Wherever the word "Abstract" appears in a line, extract that line.
%%
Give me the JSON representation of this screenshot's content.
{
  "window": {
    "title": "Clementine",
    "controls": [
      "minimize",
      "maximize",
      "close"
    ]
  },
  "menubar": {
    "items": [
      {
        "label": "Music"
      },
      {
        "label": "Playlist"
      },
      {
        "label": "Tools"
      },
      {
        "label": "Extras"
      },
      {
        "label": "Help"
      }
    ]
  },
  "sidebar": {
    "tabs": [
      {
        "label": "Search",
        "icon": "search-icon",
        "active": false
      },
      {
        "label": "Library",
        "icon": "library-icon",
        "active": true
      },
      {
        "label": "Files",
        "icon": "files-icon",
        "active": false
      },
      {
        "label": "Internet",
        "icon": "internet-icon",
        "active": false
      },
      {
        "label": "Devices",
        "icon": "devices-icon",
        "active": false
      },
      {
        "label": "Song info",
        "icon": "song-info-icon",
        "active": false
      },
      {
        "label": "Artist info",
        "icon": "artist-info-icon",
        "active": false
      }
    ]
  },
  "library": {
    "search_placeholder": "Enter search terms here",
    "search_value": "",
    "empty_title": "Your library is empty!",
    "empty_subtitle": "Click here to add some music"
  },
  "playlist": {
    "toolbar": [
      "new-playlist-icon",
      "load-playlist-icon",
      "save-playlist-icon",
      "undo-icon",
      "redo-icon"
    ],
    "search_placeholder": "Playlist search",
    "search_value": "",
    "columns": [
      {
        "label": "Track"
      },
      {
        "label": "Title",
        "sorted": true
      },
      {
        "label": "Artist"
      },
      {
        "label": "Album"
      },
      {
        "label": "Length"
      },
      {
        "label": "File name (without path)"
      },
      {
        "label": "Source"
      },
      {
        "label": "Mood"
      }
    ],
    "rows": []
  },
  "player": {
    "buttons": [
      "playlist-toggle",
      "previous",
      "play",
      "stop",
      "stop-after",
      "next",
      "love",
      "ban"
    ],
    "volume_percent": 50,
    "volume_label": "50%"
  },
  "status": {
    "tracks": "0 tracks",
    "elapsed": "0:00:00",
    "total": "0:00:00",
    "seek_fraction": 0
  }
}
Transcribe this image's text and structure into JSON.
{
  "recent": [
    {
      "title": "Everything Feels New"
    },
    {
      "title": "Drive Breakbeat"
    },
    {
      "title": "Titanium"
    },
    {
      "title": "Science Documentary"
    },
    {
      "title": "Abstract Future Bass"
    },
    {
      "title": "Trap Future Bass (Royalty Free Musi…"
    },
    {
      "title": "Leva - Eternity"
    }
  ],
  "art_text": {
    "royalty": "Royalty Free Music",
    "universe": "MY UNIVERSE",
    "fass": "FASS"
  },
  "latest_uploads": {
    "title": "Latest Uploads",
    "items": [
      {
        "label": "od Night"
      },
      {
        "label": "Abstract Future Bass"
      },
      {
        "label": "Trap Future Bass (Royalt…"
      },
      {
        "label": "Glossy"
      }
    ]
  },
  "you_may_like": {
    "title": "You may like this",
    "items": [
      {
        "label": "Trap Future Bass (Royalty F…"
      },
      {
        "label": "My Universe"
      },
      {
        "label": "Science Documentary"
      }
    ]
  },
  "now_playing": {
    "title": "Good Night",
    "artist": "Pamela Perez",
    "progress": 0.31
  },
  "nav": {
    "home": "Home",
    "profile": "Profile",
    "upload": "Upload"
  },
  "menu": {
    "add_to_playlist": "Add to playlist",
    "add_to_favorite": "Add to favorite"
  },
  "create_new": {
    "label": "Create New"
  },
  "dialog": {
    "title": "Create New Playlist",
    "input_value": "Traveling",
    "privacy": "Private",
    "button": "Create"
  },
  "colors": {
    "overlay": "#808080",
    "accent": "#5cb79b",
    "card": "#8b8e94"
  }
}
%%
-- Task solution --
      "title": "Abstract Future Bass"
        "label": "Abstract Future Bass"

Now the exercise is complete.